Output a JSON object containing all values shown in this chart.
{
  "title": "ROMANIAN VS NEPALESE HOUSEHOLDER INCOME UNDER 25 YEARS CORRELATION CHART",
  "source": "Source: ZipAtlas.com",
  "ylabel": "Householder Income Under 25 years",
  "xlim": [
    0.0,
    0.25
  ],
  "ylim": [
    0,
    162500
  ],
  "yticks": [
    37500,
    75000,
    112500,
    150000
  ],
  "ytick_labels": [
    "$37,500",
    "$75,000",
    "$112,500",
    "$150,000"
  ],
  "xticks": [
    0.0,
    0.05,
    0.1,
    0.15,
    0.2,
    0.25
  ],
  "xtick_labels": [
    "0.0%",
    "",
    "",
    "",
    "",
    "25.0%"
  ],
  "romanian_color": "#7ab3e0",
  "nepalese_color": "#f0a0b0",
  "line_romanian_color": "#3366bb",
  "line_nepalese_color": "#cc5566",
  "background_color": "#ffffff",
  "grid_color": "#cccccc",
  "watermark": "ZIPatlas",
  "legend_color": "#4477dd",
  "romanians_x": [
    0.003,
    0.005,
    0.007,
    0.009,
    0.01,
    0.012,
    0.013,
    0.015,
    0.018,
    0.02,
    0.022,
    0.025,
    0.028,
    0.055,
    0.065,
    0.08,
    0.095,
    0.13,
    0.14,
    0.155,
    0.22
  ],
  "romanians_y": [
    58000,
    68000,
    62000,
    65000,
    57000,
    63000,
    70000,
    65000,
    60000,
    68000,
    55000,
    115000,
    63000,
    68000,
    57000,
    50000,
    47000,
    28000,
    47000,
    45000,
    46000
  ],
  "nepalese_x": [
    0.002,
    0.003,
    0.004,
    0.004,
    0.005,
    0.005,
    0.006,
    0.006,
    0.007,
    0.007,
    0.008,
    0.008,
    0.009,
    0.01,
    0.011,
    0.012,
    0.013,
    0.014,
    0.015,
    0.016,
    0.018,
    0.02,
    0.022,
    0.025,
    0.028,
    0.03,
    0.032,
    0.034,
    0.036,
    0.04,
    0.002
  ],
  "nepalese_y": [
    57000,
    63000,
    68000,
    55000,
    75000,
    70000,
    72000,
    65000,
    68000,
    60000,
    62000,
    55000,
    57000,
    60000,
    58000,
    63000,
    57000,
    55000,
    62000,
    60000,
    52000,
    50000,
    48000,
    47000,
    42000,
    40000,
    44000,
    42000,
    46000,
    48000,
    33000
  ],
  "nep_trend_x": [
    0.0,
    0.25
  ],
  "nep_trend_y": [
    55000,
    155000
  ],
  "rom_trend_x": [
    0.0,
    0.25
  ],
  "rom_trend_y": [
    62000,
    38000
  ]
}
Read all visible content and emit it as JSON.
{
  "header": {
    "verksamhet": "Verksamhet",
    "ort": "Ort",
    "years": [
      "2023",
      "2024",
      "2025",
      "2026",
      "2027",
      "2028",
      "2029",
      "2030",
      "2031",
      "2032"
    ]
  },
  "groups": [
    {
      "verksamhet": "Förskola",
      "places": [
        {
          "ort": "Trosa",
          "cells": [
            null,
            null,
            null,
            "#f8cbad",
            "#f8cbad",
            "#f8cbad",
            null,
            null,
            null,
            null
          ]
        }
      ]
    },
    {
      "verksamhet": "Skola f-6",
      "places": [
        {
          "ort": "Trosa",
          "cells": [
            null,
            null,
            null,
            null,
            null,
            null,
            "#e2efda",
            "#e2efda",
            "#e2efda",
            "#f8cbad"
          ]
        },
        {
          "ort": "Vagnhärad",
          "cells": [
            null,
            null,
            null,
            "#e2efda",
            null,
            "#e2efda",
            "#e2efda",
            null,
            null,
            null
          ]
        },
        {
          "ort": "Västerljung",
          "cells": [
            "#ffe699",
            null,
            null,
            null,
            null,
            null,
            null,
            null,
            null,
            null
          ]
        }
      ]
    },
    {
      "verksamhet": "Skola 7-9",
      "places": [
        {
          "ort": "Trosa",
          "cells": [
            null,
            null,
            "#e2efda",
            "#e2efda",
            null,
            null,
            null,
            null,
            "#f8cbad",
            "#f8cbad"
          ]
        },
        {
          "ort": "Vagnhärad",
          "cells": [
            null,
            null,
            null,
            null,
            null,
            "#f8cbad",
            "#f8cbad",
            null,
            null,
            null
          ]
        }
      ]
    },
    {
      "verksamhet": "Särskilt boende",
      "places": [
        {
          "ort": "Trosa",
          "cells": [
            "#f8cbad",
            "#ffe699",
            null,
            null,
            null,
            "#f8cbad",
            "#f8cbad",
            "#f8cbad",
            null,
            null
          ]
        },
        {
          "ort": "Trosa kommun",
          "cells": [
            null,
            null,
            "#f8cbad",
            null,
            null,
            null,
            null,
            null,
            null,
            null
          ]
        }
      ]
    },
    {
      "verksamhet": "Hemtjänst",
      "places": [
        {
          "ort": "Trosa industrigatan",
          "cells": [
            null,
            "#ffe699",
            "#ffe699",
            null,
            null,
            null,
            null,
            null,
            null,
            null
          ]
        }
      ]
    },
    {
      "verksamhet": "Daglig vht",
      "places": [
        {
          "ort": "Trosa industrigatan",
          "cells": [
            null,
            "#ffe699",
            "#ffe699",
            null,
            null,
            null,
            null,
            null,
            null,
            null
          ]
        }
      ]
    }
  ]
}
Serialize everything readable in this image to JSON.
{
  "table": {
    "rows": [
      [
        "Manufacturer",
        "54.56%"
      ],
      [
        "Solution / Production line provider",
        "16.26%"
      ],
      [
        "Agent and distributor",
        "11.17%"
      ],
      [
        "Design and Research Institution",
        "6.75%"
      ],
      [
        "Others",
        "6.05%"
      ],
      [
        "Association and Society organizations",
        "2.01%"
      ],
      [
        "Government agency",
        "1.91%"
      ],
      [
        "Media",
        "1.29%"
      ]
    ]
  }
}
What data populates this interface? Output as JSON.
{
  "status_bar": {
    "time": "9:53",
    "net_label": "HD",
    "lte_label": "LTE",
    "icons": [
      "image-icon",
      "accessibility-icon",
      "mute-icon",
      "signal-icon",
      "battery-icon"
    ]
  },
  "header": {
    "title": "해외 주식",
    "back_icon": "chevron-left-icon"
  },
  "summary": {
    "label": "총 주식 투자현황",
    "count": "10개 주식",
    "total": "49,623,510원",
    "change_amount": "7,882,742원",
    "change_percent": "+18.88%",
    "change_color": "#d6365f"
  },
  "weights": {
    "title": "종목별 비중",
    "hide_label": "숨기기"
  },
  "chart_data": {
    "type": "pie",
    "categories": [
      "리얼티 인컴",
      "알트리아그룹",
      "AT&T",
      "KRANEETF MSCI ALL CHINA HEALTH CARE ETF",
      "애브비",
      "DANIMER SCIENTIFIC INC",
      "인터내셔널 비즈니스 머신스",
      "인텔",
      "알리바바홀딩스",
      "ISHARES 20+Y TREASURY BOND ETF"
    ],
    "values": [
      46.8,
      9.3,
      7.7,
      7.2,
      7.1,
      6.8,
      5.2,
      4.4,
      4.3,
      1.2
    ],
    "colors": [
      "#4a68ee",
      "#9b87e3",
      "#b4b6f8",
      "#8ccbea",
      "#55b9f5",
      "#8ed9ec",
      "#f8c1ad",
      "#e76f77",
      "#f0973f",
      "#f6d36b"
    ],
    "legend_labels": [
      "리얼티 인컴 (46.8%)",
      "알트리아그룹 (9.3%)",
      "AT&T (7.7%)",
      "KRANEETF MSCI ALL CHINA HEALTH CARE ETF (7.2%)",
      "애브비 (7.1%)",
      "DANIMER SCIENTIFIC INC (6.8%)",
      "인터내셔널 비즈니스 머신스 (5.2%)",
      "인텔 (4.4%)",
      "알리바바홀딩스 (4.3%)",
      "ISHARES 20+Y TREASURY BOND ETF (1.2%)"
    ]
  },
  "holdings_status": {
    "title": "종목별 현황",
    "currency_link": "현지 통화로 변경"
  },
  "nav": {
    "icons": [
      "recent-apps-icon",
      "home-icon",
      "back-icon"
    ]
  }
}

**Directions:**
For each line of the listing that holds the word "verksamhet", show that line.

**Output of the exercise:**
    "verksamhet": "Verksamhet",
      "verksamhet": "Förskola",
      "verksamhet": "Skola f-6",
      "verksamhet": "Skola 7-9",
      "verksamhet": "Särskilt boende",
      "verksamhet": "Hemtjänst",
      "verksamhet": "Daglig vht",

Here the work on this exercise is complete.